In ihrer Sitzung vom 28.05.2009 beschloss die Klägerin unter Tagesordnungspunkt
B 1, ihren Beschluss vom 14.05.2009 aufrechtzuerhalten und dem Widerspruch
des Beklagten nicht stattzugeben. Der Stadtverordnetenvorsteher verließ in der
Zeit von 20:06 Uhr bis 20:52 Uhr wiederum den Sitzungsraum und nahm an der
Abstimmung nicht teil.
Mit Schreiben vom 29.05.2009 beanstandete der Beklagte den Beschluss vom
28.05.2009 gegenüber dem Stadtverordnetenvorsteher und dessen Stellvertreter,
da der Beschluss das bestehende Recht verletze. Zur Begründung verwies der
Beklagte auf seinen Widerspruch vom 18.05.2009 nebst Anlagen.
Mit Schreiben vom 09.06.2009 lehnte der Magistrat der Stadt A-Stadt einen von
dem Stadtverordnetenvorsteher F. G. gestellten Antrag auf Stundung bzw.
Aussetzung der Vollziehung bezüglich der ihn betreffenden Bescheide über die
Erhebung eines Straßenbeitrags in Höhe von 4.232,61 EUR, fällig am 11.05.2009,
ab.
In ihrer Sitzung vom 18.06.2009 beschloss die Klägerin, gegen die Beanstandung
Klage zu erheben.
Mit am 25.06.2009 bei Gericht per Telefax eingegangenem Schriftsatz ihrer
Bevollmächtigten hat die Klägerin Klage erhoben. Zu deren Begründung wird
vorgetragen, die Klage sei als Anfechtungsklage zulässig und die Klägerin sei auch
klagebefugt.
Der Beklagte nehme in seiner Beanstandung Bezug auf sein
Widerspruchsschreiben vom 18.05.2009. In diesem Schreiben werde gerügt, dass
der Beschluss der A. das Wohl der Stadt gefährde und auch eine Verletzung
geltenden Rechts zu erkennen sei. Inwiefern durch den Beschluss geltendes Recht
verletzt werde, führe der Beklagte nicht weiter aus. Anders als der Widerspruch
nach § 63 Abs. 1 HGO sei jedoch die Beanstandung des erneuernden Beschlusses
nach § 63 Abs. 2 HGO nur dann möglich, wenn durch den Beschluss das Recht
verletzt werde. Eine Gefährdung des Wohls der Gemeinde berechtige zwar zur
Einlegung des Widerspruchs nach § 63 Abs. 1 HGO, nicht aber zur Beanstandung
nach § 63 Abs. 2 HGO. Bereits aus diesem Grund sei die Beanstandung vom
29.05.2009 rechtswidrig und aufzuheben.

▸ **DATENAUSZUG**
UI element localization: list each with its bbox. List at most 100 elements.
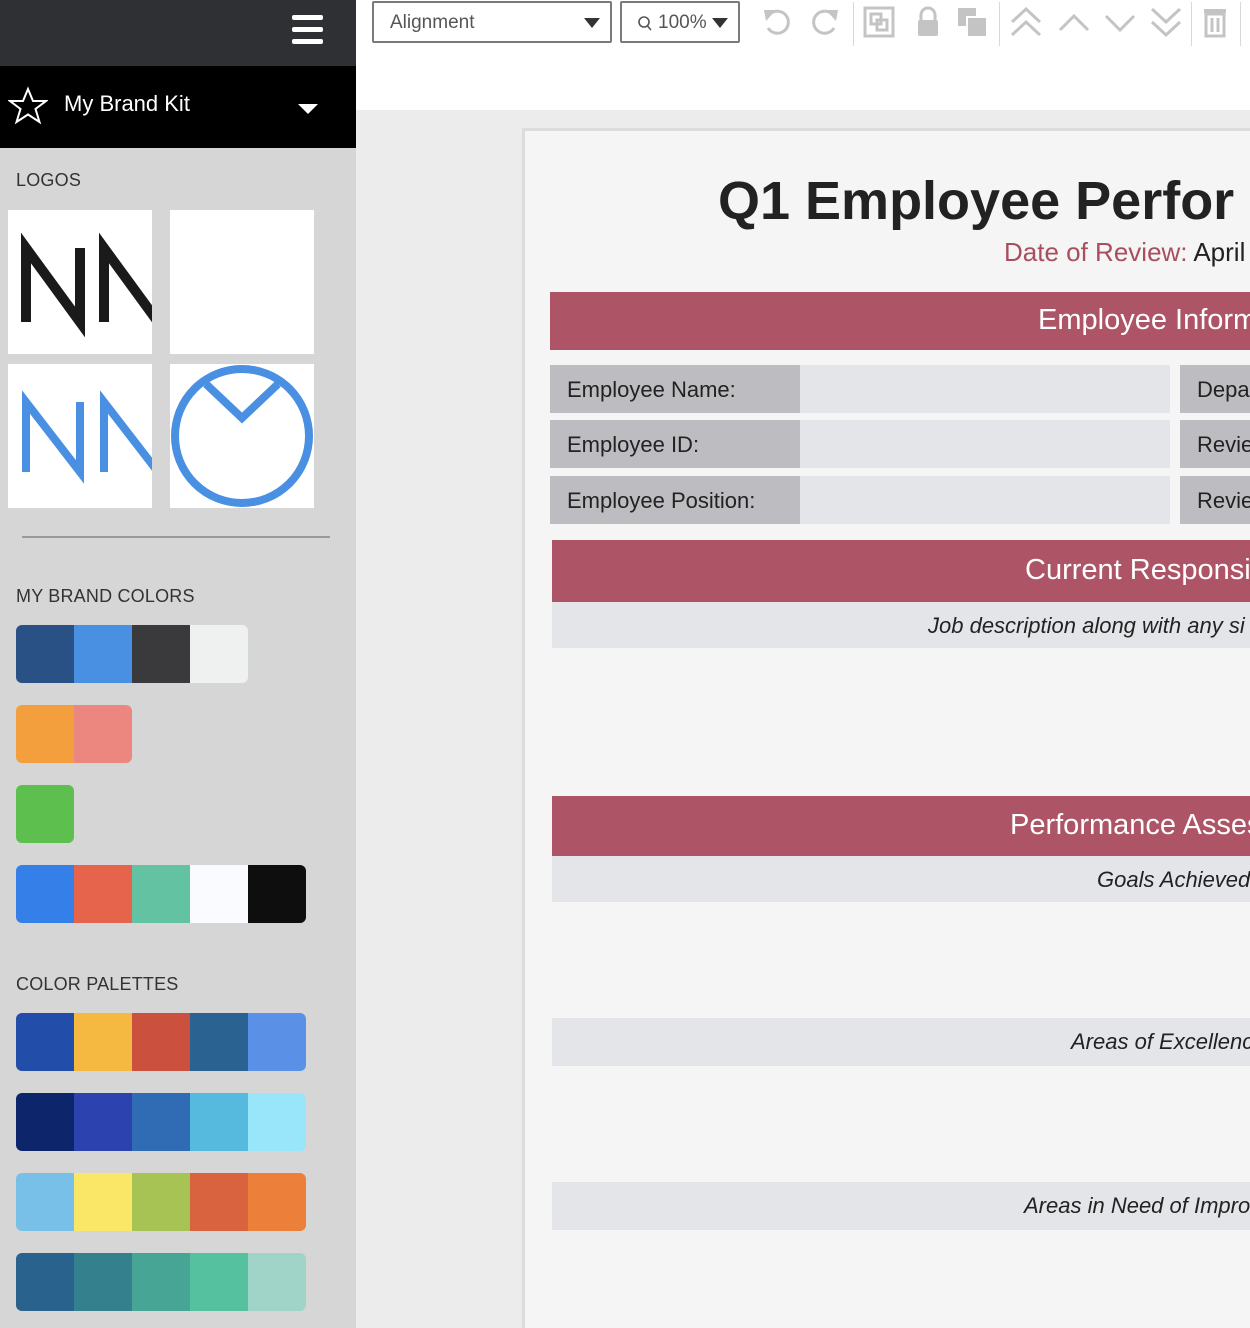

▸ **AUFGABEN**
1. Beantworten Sie anhand des Textauszugs über die Beanstandung des Stadtverordnetenbeschlusses diese Fragen:
(a) An welchem Datum beanstandete der Beklagte den Beschluss vom 28.05.2009?
(b) Auf welchen Betrag lautete der Straßenbeitrag in den Bescheiden, die den Stadtverordnetenvorsteher betrafen?
(c) An welchem Tag ging der Schriftsatz mit der Klage per Telefax bei Gericht ein?
2. Setzen Sie den Textauszug über die Beanstandung des Stadtverordnetenbeschlusses im Anschluss an seinen letzten Satz fort.
Das Material wird für die Bearbeitung nicht benötigt.

▸ **ERWARTETE LÖSUNGEN**
1.
(a) Am 29.05.2009.
(b) Auf 4.232,61 EUR.
(c) Am 25.06.2009.

2.
Eine Verletzung geltenden Rechts durch den Beschluss der
Stadtverordnetenversammlung bestehe im Übrigen gerade nicht. Die
beschlossenen Regelungen stünden in Einklang mit den gesetzlichen Regelungen,
insbesondere mit der Vorschrift des § 11 KAG. Danach betrage der
Gemeindeanteil bei einem Um- und Ausbau von Straßen mindestens 25 v.H. bei
Anliegerstraßen, mindestens 50 v.H. bei innerörtlichen Durchgangsstraßen und
mindestens 75 v.H. bei überörtlichen Durchgangsstraßen. Gegen diese
Mindestsätze verstoße die Satzung gerade nicht. Mit der Satzung werde auch
nicht der generelle Verzicht auf die Erhebung von Beiträgen festgelegt. Das
erforderliche Ermessen sei ausgeübt worden, dies insbesondere vor dem
Hintergrund, dass der ursprüngliche Plan, die Beitragserhebung ganz
abzuschaffen, durch Klagerücknahme in dem Verfahren … aufgegeben worden sei.
Es habe eine Auseinandersetzung über die Beitragserhebung und deren Höhe
stattgefunden, die zu den im beanstandeten Beschluss festgelegten
Beitragsanteilen geführt habe.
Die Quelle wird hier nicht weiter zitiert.